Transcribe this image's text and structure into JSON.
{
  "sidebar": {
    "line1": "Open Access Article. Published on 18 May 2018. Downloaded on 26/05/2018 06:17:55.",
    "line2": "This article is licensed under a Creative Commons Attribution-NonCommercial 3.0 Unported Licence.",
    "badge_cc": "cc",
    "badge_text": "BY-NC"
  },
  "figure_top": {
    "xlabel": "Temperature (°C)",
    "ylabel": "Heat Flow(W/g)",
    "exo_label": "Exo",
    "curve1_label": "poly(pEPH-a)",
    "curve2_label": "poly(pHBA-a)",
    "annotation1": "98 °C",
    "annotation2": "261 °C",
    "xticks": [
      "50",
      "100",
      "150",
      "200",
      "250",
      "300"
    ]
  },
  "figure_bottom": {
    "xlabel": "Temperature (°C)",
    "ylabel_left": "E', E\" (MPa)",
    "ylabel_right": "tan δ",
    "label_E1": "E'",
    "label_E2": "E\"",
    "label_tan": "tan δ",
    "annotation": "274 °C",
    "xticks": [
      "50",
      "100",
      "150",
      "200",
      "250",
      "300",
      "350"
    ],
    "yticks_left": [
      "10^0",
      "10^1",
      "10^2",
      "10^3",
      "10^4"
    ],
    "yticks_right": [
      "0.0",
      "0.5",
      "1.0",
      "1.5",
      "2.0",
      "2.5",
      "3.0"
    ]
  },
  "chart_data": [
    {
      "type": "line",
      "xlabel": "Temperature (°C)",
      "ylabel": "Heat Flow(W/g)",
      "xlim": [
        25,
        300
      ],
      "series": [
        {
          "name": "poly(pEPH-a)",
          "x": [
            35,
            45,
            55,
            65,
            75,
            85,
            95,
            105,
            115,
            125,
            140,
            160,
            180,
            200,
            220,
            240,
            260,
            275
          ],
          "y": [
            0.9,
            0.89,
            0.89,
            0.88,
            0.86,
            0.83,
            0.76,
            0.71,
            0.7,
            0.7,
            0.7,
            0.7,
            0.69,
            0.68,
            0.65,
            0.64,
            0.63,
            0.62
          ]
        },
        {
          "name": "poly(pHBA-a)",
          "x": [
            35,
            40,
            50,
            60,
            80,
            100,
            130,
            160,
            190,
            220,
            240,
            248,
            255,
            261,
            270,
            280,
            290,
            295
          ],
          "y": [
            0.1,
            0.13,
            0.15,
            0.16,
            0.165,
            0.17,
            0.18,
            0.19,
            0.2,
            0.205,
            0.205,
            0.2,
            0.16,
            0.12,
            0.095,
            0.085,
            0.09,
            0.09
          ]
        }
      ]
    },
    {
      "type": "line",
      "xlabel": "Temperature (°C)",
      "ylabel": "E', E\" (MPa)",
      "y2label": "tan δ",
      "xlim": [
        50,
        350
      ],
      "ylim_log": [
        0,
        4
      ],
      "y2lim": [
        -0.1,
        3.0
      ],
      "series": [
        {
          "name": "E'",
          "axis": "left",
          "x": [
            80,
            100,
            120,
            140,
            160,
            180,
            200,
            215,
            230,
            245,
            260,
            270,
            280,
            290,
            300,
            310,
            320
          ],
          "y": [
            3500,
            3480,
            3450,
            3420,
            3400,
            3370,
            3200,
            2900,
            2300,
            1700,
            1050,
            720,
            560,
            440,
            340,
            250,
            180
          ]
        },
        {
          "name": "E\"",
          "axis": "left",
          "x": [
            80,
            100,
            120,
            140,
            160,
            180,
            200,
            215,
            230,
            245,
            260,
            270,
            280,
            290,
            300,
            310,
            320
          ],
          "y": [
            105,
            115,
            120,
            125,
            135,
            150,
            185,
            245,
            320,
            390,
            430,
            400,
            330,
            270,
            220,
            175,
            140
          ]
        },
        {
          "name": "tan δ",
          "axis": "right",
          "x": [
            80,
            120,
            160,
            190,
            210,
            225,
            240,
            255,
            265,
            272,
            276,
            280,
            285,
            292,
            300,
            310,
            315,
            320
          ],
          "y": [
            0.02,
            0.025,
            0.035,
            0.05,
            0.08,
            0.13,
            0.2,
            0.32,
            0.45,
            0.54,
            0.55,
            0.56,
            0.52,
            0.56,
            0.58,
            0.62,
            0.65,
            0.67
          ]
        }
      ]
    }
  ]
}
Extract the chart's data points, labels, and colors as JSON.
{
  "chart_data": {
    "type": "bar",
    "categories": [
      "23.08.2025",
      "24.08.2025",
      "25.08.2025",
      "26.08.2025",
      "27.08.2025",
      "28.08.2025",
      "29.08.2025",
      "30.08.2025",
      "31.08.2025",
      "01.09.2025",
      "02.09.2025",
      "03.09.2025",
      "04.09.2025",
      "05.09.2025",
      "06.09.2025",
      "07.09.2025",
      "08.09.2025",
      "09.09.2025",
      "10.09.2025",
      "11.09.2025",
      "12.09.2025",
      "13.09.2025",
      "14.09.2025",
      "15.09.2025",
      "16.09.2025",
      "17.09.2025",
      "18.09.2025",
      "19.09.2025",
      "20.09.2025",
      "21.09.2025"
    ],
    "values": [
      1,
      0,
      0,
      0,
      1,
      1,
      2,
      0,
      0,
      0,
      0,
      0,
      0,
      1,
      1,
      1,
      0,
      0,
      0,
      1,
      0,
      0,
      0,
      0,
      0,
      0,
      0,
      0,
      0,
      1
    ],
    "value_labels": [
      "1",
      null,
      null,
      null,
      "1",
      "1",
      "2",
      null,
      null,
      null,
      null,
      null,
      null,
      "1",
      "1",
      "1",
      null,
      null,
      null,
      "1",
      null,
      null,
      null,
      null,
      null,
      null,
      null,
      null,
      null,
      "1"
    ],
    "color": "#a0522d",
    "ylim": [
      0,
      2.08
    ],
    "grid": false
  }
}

........

• **Task objective**: Write the entire listing out again, word for word.

• **Problem solution**:
Transcribe this image's text and structure into JSON.
{
  "sidebar": {
    "line1": "Open Access Article. Published on 18 May 2018. Downloaded on 26/05/2018 06:17:55.",
    "line2": "This article is licensed under a Creative Commons Attribution-NonCommercial 3.0 Unported Licence.",
    "badge_cc": "cc",
    "badge_text": "BY-NC"
  },
  "figure_top": {
    "xlabel": "Temperature (°C)",
    "ylabel": "Heat Flow(W/g)",
    "exo_label": "Exo",
    "curve1_label": "poly(pEPH-a)",
    "curve2_label": "poly(pHBA-a)",
    "annotation1": "98 °C",
    "annotation2": "261 °C",
    "xticks": [
      "50",
      "100",
      "150",
      "200",
      "250",
      "300"
    ]
  },
  "figure_bottom": {
    "xlabel": "Temperature (°C)",
    "ylabel_left": "E', E\" (MPa)",
    "ylabel_right": "tan δ",
    "label_E1": "E'",
    "label_E2": "E\"",
    "label_tan": "tan δ",
    "annotation": "274 °C",
    "xticks": [
      "50",
      "100",
      "150",
      "200",
      "250",
      "300",
      "350"
    ],
    "yticks_left": [
      "10^0",
      "10^1",
      "10^2",
      "10^3",
      "10^4"
    ],
    "yticks_right": [
      "0.0",
      "0.5",
      "1.0",
      "1.5",
      "2.0",
      "2.5",
      "3.0"
    ]
  },
  "chart_data": [
    {
      "type": "line",
      "xlabel": "Temperature (°C)",
      "ylabel": "Heat Flow(W/g)",
      "xlim": [
        25,
        300
      ],
      "series": [
        {
          "name": "poly(pEPH-a)",
          "x": [
            35,
            45,
            55,
            65,
            75,
            85,
            95,
            105,
            115,
            125,
            140,
            160,
            180,
            200,
            220,
            240,
            260,
            275
          ],
          "y": [
            0.9,
            0.89,
            0.89,
            0.88,
            0.86,
            0.83,
            0.76,
            0.71,
            0.7,
            0.7,
            0.7,
            0.7,
            0.69,
            0.68,
            0.65,
            0.64,
            0.63,
            0.62
          ]
        },
        {
          "name": "poly(pHBA-a)",
          "x": [
            35,
            40,
            50,
            60,
            80,
            100,
            130,
            160,
            190,
            220,
            240,
            248,
            255,
            261,
            270,
            280,
            290,
            295
          ],
          "y": [
            0.1,
            0.13,
            0.15,
            0.16,
            0.165,
            0.17,
            0.18,
            0.19,
            0.2,
            0.205,
            0.205,
            0.2,
            0.16,
            0.12,
            0.095,
            0.085,
            0.09,
            0.09
          ]
        }
      ]
    },
    {
      "type": "line",
      "xlabel": "Temperature (°C)",
      "ylabel": "E', E\" (MPa)",
      "y2label": "tan δ",
      "xlim": [
        50,
        350
      ],
      "ylim_log": [
        0,
        4
      ],
      "y2lim": [
        -0.1,
        3.0
      ],
      "series": [
        {
          "name": "E'",
          "axis": "left",
          "x": [
            80,
            100,
            120,
            140,
            160,
            180,
            200,
            215,
            230,
            245,
            260,
            270,
            280,
            290,
            300,
            310,
            320
          ],
          "y": [
            3500,
            3480,
            3450,
            3420,
            3400,
            3370,
            3200,
            2900,
            2300,
            1700,
            1050,
            720,
            560,
            440,
            340,
            250,
            180
          ]
        },
        {
          "name": "E\"",
          "axis": "left",
          "x": [
            80,
            100,
            120,
            140,
            160,
            180,
            200,
            215,
            230,
            245,
            260,
            270,
            280,
            290,
            300,
            310,
            320
          ],
          "y": [
            105,
            115,
            120,
            125,
            135,
            150,
            185,
            245,
            320,
            390,
            430,
            400,
            330,
            270,
            220,
            175,
            140
          ]
        },
        {
          "name": "tan δ",
          "axis": "right",
          "x": [
            80,
            120,
            160,
            190,
            210,
            225,
            240,
            255,
            265,
            272,
            276,
            280,
            285,
            292,
            300,
            310,
            315,
            320
          ],
          "y": [
            0.02,
            0.025,
            0.035,
            0.05,
            0.08,
            0.13,
            0.2,
            0.32,
            0.45,
            0.54,
            0.55,
            0.56,
            0.52,
            0.56,
            0.58,
            0.62,
            0.65,
            0.67
          ]
        }
      ]
    }
  ]
}
Extract the chart's data points, labels, and colors as JSON.
{
  "chart_data": {
    "type": "bar",
    "categories": [
      "23.08.2025",
      "24.08.2025",
      "25.08.2025",
      "26.08.2025",
      "27.08.2025",
      "28.08.2025",
      "29.08.2025",
      "30.08.2025",
      "31.08.2025",
      "01.09.2025",
      "02.09.2025",
      "03.09.2025",
      "04.09.2025",
      "05.09.2025",
      "06.09.2025",
      "07.09.2025",
      "08.09.2025",
      "09.09.2025",
      "10.09.2025",
      "11.09.2025",
      "12.09.2025",
      "13.09.2025",
      "14.09.2025",
      "15.09.2025",
      "16.09.2025",
      "17.09.2025",
      "18.09.2025",
      "19.09.2025",
      "20.09.2025",
      "21.09.2025"
    ],
    "values": [
      1,
      0,
      0,
      0,
      1,
      1,
      2,
      0,
      0,
      0,
      0,
      0,
      0,
      1,
      1,
      1,
      0,
      0,
      0,
      1,
      0,
      0,
      0,
      0,
      0,
      0,
      0,
      0,
      0,
      1
    ],
    "value_labels": [
      "1",
      null,
      null,
      null,
      "1",
      "1",
      "2",
      null,
      null,
      null,
      null,
      null,
      null,
      "1",
      "1",
      "1",
      null,
      null,
      null,
      "1",
      null,
      null,
      null,
      null,
      null,
      null,
      null,
      null,
      null,
      "1"
    ],
    "color": "#a0522d",
    "ylim": [
      0,
      2.08
    ],
    "grid": false
  }
}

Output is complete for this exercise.